===== SOURCE MATERIAL =====

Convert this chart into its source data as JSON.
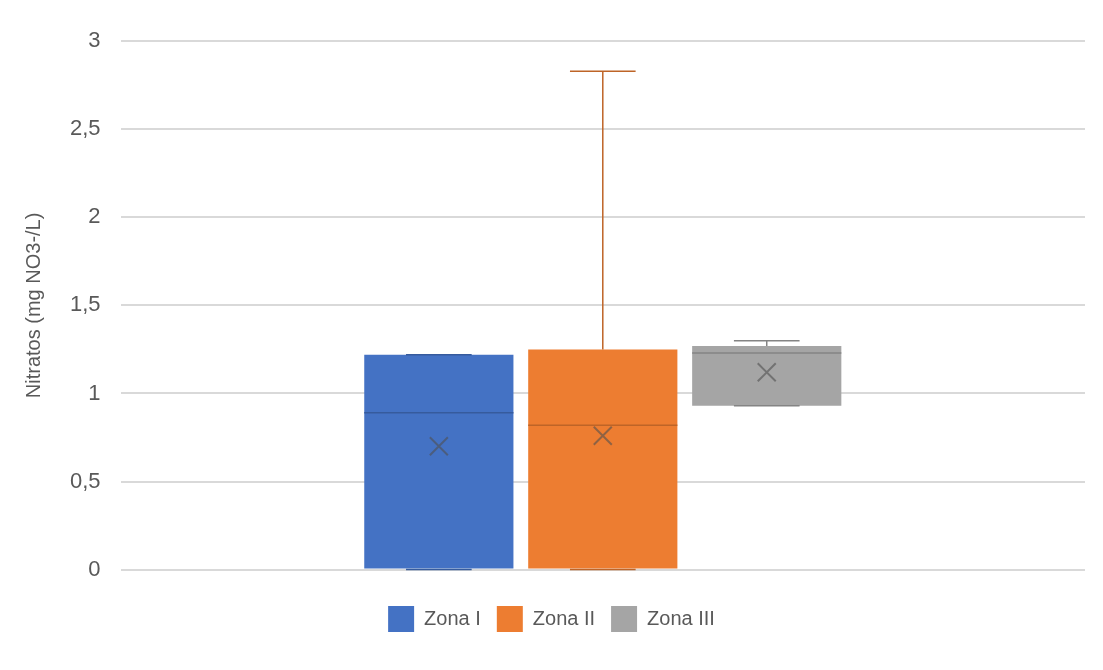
{
  "chart_data": {
    "type": "box",
    "categories": [
      null
    ],
    "ylabel": "Nitratos (mg NO3-/L)",
    "ylim": [
      0,
      3
    ],
    "yticks": [
      0,
      {
        "value": 0.5,
        "label": "0,5"
      },
      1,
      {
        "value": 1.5,
        "label": "1,5"
      },
      2,
      {
        "value": 2.5,
        "label": "2,5"
      },
      3
    ],
    "grid": "y",
    "legend": "bottom",
    "marker": "cross",
    "series": [
      {
        "name": "Zona I",
        "color": "#4472c4",
        "boxes": [
          {
            "low": 0,
            "q1": 0,
            "median": 0.89,
            "q3": 1.22,
            "high": 1.22,
            "mean": 0.7
          }
        ]
      },
      {
        "name": "Zona II",
        "color": "#ed7d31",
        "boxes": [
          {
            "low": 0,
            "q1": 0,
            "median": 0.82,
            "q3": 1.25,
            "high": 2.83,
            "mean": 0.76
          }
        ]
      },
      {
        "name": "Zona III",
        "color": "#a5a5a5",
        "boxes": [
          {
            "low": 0.93,
            "q1": 0.93,
            "median": 1.23,
            "q3": 1.27,
            "high": 1.3,
            "mean": 1.12
          }
        ]
      }
    ]
  }
}
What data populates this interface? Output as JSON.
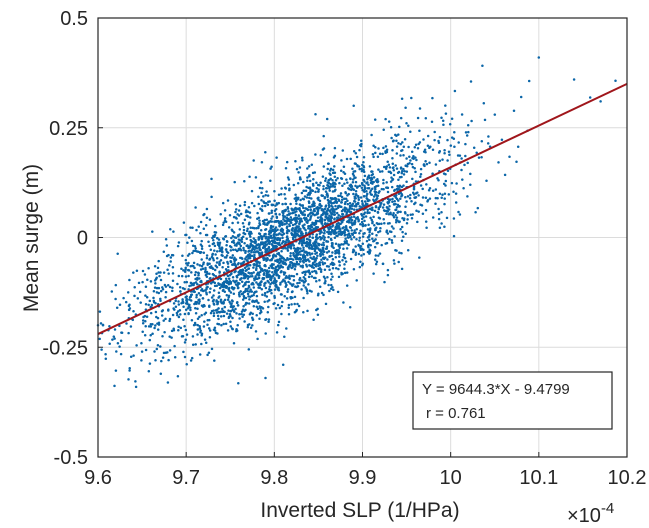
{
  "chart_data": {
    "type": "scatter",
    "title": "",
    "xlabel": "Inverted SLP (1/HPa)",
    "ylabel": "Mean surge (m)",
    "x_exponent_label": "×10",
    "x_exponent_power": "-4",
    "xlim": [
      9.6,
      10.2
    ],
    "ylim": [
      -0.5,
      0.5
    ],
    "xticks": [
      9.6,
      9.7,
      9.8,
      9.9,
      10.0,
      10.1,
      10.2
    ],
    "xtick_labels": [
      "9.6",
      "9.7",
      "9.8",
      "9.9",
      "10",
      "10.1",
      "10.2"
    ],
    "yticks": [
      -0.5,
      -0.25,
      0,
      0.25,
      0.5
    ],
    "ytick_labels": [
      "-0.5",
      "-0.25",
      "0",
      "0.25",
      "0.5"
    ],
    "grid": true,
    "series": [
      {
        "marker": "dot",
        "color": "#0b66a8",
        "approx_point_count": 3500,
        "cluster_center": [
          9.82,
          -0.01
        ],
        "points_sample": [
          [
            9.6,
            -0.2
          ],
          [
            9.62,
            -0.14
          ],
          [
            9.64,
            -0.08
          ],
          [
            9.65,
            -0.26
          ],
          [
            9.66,
            -0.1
          ],
          [
            9.68,
            -0.04
          ],
          [
            9.7,
            -0.15
          ],
          [
            9.72,
            0.02
          ],
          [
            9.74,
            -0.2
          ],
          [
            9.76,
            0.05
          ],
          [
            9.78,
            -0.05
          ],
          [
            9.8,
            0.0
          ],
          [
            9.82,
            0.04
          ],
          [
            9.84,
            -0.08
          ],
          [
            9.86,
            0.1
          ],
          [
            9.88,
            0.06
          ],
          [
            9.9,
            0.12
          ],
          [
            9.92,
            0.15
          ],
          [
            9.95,
            0.18
          ],
          [
            9.98,
            0.2
          ],
          [
            10.02,
            0.24
          ],
          [
            10.05,
            0.28
          ],
          [
            10.08,
            0.32
          ],
          [
            10.1,
            0.41
          ],
          [
            10.14,
            0.36
          ],
          [
            10.17,
            0.31
          ],
          [
            9.81,
            -0.29
          ],
          [
            9.79,
            -0.32
          ],
          [
            9.86,
            0.27
          ],
          [
            9.89,
            0.3
          ]
        ]
      },
      {
        "type": "line",
        "color": "#a0161b",
        "equation": {
          "slope": 9644.3,
          "intercept": -9.4799
        },
        "x": [
          9.6,
          10.2
        ],
        "y": [
          -0.22,
          0.35
        ]
      }
    ],
    "annotation": {
      "line1": "Y = 9644.3*X - 9.4799",
      "line2": "r = 0.761"
    }
  }
}
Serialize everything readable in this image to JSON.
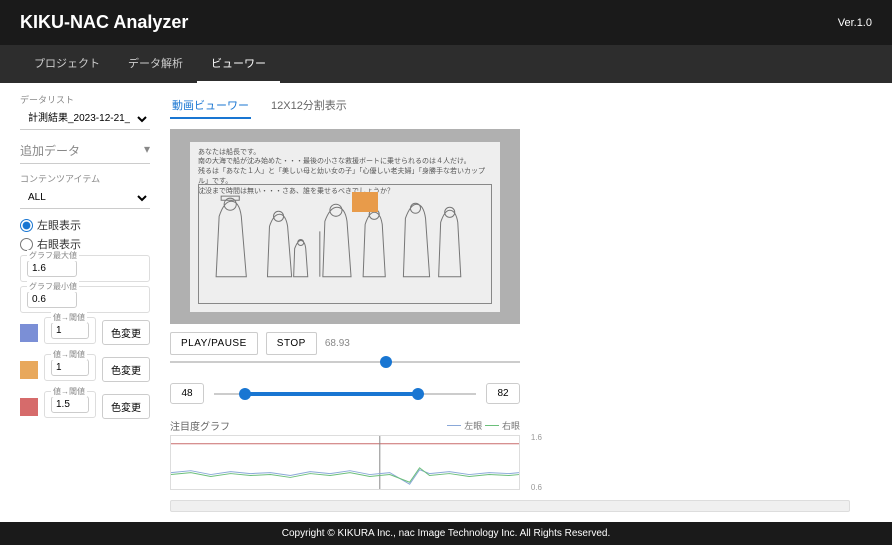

=====

# WHAT THIS TASK INVOLVES
Out of the records, collect only those lines that contain the string "Zona".

# SOLUTION TO THE EXERCISE
        "name": "Zona I",
        "name": "Zona II",
        "name": "Zona III",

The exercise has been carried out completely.